### Text segment

TOMAS H. COSEP, PETITIONER, VS. PEOPLE OF THE PHILIPPINES AND SANDIGANBAYAN, RESPONDENTS.

D E C I S I O N

ROMERO, J.:

Petitioner, Tomas Cosep, was the Municipal Planning and Development Coordination Officer of Olutanga, Zamboanga del Sur. In 1987, the Municipality decided to construct an artesian well for one of its localities. Hence, it secured the services of private complainant Angelino E. Alegre to undertake the said project, under a “pakyaw” arrangement for the contract price of P5,000.00 payable after completion of the project. Petitioner, being the Planning Officer of the Municipality, monitored the progress of the construction.

After the project was finished, petitioner secured the amount of P5,000.00 from the Municipal Treasurer. However, only P4,500.00 was given to the private complainant, the balance being allegedly withheld by petitioner as reimbursement for his expenses in processing the papers in the Municipal Treasurer’s Office.

### Requirements
**A)** According to the court decision excerpt, how much of the project payment was actually given to the private complainant?
**B)** Write out the court decision excerpt from "TOMAS H. COSEP, PETITIONER, VS." up to and including "of the construction.".
**C)** Continue the court decision excerpt, beginning right after its last sentence.

[Layout coordinate data]
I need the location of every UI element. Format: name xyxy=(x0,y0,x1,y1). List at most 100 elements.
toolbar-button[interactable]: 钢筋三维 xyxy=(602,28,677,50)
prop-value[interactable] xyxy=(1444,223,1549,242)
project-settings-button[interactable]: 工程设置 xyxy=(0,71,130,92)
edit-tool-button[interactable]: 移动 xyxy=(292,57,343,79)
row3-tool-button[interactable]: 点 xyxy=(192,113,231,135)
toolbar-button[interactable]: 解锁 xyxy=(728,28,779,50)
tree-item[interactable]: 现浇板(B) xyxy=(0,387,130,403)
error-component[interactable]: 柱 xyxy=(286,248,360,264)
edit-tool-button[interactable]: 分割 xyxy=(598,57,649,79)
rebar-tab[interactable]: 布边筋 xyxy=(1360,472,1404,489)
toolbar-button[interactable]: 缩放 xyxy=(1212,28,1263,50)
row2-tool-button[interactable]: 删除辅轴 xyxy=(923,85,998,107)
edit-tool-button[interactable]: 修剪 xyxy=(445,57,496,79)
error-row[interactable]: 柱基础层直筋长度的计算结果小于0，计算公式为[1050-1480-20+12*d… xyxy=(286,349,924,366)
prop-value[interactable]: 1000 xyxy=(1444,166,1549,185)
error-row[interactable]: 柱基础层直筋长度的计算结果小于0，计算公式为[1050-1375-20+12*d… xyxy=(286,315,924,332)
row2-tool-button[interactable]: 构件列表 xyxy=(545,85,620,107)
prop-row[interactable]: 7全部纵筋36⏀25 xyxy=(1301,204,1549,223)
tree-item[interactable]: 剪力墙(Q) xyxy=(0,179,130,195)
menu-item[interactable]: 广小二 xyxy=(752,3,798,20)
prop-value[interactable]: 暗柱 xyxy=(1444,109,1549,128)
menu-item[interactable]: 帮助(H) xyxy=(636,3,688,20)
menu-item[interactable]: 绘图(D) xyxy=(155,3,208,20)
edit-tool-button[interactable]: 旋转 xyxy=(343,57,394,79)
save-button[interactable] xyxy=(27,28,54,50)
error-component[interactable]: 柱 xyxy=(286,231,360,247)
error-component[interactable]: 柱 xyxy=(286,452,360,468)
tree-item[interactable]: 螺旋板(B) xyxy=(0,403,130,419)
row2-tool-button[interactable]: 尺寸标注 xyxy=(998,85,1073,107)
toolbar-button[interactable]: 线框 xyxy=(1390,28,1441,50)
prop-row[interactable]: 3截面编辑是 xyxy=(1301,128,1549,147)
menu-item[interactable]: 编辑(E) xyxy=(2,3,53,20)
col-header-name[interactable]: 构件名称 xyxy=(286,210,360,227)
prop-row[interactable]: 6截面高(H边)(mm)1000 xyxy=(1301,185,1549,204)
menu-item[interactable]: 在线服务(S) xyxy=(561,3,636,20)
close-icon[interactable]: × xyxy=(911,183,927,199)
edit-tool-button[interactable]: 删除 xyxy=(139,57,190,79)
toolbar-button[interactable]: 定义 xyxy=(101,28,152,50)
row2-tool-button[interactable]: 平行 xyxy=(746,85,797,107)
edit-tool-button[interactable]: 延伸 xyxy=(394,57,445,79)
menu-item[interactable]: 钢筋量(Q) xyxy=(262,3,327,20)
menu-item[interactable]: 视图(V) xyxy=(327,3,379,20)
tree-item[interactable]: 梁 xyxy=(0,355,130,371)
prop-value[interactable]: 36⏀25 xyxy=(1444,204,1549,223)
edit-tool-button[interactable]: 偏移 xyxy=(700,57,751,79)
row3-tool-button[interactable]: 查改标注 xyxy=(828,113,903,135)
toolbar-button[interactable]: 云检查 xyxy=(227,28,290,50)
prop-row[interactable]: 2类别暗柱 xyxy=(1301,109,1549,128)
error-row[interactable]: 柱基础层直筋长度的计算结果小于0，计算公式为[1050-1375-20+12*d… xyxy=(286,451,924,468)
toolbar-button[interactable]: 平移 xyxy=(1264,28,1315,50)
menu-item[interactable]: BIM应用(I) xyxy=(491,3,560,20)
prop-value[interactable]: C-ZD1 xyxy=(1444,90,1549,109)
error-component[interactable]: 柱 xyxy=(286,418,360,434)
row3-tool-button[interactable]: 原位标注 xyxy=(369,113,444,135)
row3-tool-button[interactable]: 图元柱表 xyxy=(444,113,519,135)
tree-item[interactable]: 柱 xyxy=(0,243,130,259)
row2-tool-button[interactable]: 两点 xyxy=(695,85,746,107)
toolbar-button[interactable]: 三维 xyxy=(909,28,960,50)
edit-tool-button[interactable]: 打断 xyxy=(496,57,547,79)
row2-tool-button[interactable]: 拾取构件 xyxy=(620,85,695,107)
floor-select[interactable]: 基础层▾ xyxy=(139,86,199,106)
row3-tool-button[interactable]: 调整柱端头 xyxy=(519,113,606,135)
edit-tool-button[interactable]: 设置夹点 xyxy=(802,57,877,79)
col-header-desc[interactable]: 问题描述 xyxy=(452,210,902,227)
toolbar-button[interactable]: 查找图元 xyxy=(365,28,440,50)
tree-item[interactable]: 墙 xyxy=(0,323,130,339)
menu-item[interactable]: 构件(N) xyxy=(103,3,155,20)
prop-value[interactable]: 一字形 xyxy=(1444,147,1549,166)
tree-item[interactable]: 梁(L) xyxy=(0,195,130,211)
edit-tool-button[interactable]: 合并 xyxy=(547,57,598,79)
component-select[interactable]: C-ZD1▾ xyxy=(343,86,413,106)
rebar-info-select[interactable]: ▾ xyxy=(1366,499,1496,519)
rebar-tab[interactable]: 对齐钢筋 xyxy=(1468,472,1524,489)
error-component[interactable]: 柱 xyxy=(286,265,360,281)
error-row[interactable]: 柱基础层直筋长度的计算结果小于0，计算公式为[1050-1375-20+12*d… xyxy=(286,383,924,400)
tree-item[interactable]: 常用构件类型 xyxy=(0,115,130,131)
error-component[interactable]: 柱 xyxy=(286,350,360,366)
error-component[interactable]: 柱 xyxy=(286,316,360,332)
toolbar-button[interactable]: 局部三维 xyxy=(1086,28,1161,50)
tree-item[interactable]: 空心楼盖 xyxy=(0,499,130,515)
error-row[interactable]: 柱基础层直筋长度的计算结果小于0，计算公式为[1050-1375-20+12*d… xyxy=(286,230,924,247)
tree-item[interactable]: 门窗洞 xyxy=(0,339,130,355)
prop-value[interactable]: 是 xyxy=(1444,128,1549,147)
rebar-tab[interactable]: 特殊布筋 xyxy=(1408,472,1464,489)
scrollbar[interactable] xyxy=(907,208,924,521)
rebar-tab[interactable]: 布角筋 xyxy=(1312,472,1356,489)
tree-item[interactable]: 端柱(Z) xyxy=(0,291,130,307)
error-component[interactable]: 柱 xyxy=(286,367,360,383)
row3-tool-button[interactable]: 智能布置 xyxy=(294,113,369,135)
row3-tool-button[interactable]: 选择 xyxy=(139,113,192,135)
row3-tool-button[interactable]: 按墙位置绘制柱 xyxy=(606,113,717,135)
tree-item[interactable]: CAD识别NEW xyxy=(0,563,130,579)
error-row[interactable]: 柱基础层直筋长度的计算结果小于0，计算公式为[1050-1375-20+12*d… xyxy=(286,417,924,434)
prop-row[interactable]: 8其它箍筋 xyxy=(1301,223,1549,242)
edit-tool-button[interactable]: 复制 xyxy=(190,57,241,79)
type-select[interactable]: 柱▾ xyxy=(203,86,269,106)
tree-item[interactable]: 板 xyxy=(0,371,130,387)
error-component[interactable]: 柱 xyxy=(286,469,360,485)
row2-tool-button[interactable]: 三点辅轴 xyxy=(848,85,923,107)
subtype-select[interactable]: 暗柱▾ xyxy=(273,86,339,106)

### Expected outputs
**A)** P4,500.00

**B)**
TOMAS H. COSEP, PETITIONER, VS. PEOPLE OF THE PHILIPPINES AND SANDIGANBAYAN, RESPONDENTS.

D E C I S I O N

ROMERO, J.:

Petitioner, Tomas Cosep, was the Municipal Planning and Development Coordination Officer of Olutanga, Zamboanga del Sur. In 1987, the Municipality decided to construct an artesian well for one of its localities. Hence, it secured the services of private complainant Angelino E. Alegre to undertake the said project, under a “pakyaw” arrangement for the contract price of P5,000.00 payable after completion of the project. Petitioner, being the Planning Officer of the Municipality, monitored the progress of the construction.

**C)**
Aggrieved, private complainant filed a complaint before the Sandiganbayan, First Division, docketed as Criminal Case No. 17503 against petitioner for violating Section 3(b) of R.A. No. 3019. The information reads:   

“That on or about August of 1987, or immediately prior and subsequent thereto, in Olutanga, Zamboanga del Sur, and within the jurisdiction of this Honorable Court, accused, a public officer, being the Municipal Planning and Development Officer of the said municipality, with the duty to administer and award government projects and to prepare the necessary documents required for money claims against the municipality of OLUTANGA, Zamboanga del Sur, did then and there, wilfully and unlawfully demand and receive five hundred pesos (500.00) from a certain Angelino Alegre as a consideration for awarding the construction of the artesian well, Solar, Olutanga and for facilitation the necessary documents for the money claims of the latter from the Municipality of Olutanga for constructing the above mentioned Artesian Well.  

Contrary to law.” 

On April 10, 1992, petitioner entered a plea of not guilty to the charge. Thereafter, trial on the merits ensued.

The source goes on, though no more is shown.